Exercise details
Search the entries for the word "SOUS" and pull out each line that has it.

====== Material

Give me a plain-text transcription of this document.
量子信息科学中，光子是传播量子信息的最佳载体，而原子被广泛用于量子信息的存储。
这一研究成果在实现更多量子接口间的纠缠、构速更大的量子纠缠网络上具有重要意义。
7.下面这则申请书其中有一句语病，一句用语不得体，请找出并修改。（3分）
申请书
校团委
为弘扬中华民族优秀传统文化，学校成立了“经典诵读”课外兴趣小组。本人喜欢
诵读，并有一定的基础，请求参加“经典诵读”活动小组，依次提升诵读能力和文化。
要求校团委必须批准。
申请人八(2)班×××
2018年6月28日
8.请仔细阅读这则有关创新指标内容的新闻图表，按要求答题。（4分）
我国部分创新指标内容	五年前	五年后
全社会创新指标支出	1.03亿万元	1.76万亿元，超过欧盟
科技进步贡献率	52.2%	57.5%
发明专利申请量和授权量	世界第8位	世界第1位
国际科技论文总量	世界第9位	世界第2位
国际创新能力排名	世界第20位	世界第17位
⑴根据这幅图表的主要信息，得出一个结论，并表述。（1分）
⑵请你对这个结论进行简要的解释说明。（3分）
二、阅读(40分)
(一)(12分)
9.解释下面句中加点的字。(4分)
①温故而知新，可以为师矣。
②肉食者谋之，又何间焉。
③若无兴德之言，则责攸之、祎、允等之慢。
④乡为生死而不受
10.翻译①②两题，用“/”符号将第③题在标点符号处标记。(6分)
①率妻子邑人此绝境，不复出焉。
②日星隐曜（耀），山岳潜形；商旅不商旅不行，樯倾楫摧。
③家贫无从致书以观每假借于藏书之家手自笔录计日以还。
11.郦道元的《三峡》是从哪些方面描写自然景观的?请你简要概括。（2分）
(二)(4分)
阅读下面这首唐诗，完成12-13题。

============
====== Material

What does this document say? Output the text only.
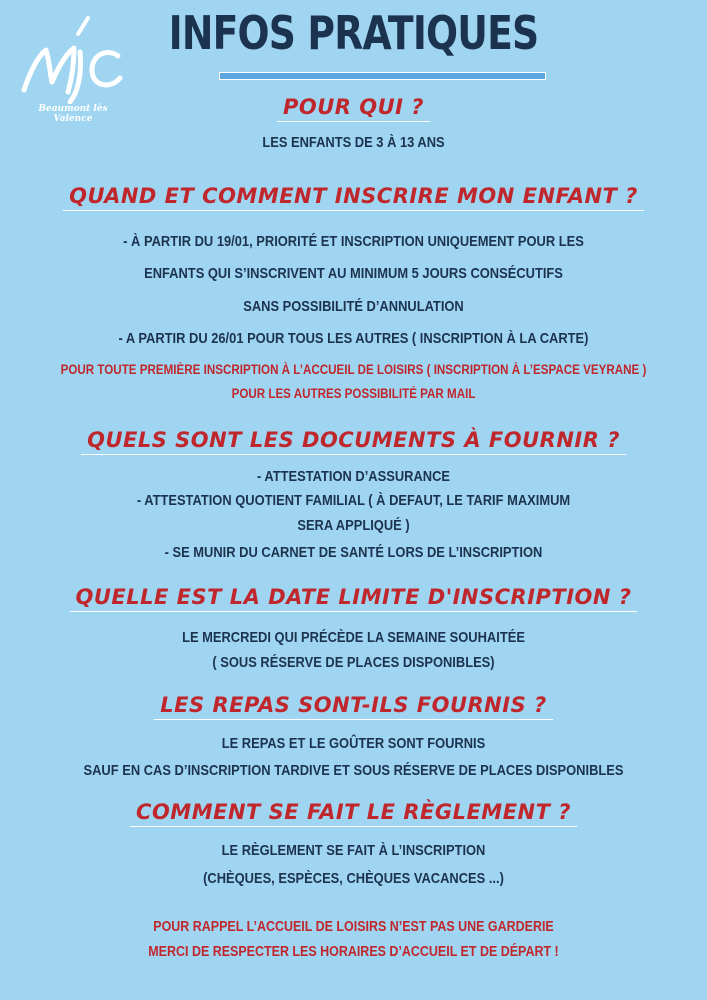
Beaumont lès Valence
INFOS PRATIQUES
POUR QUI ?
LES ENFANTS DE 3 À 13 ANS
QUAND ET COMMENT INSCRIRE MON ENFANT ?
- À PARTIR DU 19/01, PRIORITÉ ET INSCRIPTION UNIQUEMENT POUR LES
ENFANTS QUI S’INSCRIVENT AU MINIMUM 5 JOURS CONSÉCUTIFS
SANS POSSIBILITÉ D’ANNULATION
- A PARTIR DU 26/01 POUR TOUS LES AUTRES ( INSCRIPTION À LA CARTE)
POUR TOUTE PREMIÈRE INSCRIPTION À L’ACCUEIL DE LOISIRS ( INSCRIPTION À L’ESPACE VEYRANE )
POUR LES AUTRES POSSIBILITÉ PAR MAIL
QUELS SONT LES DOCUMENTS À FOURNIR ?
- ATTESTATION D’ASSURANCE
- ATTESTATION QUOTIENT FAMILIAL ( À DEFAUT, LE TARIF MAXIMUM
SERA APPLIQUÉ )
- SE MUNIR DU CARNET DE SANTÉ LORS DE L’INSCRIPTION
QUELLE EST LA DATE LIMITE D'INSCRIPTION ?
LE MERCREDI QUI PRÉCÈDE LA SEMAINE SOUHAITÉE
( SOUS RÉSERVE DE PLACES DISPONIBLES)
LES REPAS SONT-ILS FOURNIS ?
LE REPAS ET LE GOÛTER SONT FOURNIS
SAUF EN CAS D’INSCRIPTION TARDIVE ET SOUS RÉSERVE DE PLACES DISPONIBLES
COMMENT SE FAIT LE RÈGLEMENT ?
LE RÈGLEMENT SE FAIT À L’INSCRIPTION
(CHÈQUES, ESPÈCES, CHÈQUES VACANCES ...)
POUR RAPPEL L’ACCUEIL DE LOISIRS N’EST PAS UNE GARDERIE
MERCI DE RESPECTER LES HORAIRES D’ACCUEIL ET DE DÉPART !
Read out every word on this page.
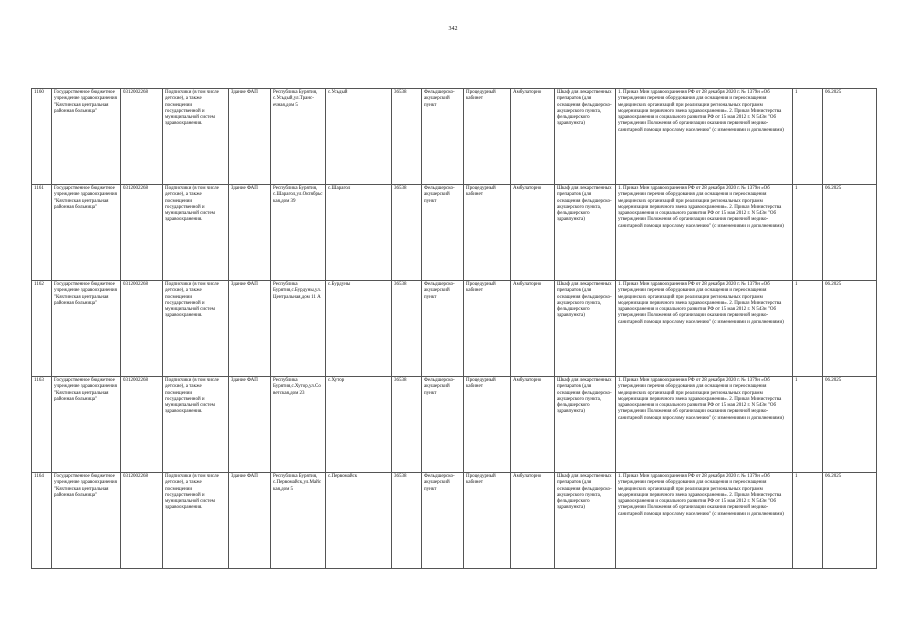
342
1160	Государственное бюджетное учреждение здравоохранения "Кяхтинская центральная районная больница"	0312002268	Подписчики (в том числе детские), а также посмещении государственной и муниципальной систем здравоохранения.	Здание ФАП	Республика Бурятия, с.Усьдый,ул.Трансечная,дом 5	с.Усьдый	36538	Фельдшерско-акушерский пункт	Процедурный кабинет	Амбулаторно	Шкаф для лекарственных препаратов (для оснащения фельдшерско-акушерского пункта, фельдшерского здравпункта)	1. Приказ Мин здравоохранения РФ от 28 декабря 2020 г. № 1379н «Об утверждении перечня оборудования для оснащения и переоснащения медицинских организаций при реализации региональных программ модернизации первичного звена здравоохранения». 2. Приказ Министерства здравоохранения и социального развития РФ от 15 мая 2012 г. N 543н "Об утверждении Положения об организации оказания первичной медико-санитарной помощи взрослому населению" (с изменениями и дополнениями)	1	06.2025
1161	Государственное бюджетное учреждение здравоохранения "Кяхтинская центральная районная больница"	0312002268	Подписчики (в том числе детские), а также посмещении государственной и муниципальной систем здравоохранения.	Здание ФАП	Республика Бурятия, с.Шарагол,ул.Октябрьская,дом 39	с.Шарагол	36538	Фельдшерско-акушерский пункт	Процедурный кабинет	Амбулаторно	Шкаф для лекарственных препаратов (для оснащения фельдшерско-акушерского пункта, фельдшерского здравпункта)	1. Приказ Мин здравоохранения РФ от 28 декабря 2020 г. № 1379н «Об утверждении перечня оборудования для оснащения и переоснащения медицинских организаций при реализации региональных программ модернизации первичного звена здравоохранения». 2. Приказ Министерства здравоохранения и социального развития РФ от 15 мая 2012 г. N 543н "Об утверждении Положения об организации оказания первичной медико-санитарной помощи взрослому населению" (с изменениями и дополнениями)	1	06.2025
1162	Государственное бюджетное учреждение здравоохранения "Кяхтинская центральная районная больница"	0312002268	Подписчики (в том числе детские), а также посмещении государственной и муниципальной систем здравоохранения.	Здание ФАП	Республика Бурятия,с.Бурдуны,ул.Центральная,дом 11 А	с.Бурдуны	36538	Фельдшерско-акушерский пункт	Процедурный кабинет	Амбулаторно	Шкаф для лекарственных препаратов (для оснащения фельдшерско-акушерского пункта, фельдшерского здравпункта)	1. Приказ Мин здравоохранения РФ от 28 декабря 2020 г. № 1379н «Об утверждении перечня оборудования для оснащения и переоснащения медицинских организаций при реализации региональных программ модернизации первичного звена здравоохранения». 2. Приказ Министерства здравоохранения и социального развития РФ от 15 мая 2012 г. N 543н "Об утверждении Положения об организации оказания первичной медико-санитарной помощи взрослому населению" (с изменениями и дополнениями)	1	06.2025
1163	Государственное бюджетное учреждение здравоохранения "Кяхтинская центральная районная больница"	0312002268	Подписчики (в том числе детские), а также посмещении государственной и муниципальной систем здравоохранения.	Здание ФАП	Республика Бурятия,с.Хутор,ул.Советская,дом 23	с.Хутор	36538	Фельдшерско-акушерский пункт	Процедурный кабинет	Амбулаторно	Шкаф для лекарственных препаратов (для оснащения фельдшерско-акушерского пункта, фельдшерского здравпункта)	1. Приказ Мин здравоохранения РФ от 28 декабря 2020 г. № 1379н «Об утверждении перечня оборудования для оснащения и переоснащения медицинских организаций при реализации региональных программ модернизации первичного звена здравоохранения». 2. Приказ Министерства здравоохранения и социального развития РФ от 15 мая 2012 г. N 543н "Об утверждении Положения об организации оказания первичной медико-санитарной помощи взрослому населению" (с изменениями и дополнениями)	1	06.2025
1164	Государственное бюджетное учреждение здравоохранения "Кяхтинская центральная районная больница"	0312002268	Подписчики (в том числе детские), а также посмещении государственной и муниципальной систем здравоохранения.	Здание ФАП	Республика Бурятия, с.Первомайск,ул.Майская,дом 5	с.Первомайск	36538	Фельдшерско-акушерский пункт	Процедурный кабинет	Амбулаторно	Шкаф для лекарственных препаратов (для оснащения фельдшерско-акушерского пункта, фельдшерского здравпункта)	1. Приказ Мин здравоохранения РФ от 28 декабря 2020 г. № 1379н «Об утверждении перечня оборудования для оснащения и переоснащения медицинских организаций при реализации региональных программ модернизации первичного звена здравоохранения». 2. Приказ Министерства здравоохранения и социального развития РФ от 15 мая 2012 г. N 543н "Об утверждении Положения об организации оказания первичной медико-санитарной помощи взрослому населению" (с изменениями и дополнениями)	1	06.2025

============

Result for this exercise
( SOUS RÉSERVE DE PLACES DISPONIBLES)
SAUF EN CAS D’INSCRIPTION TARDIVE ET SOUS RÉSERVE DE PLACES DISPONIBLES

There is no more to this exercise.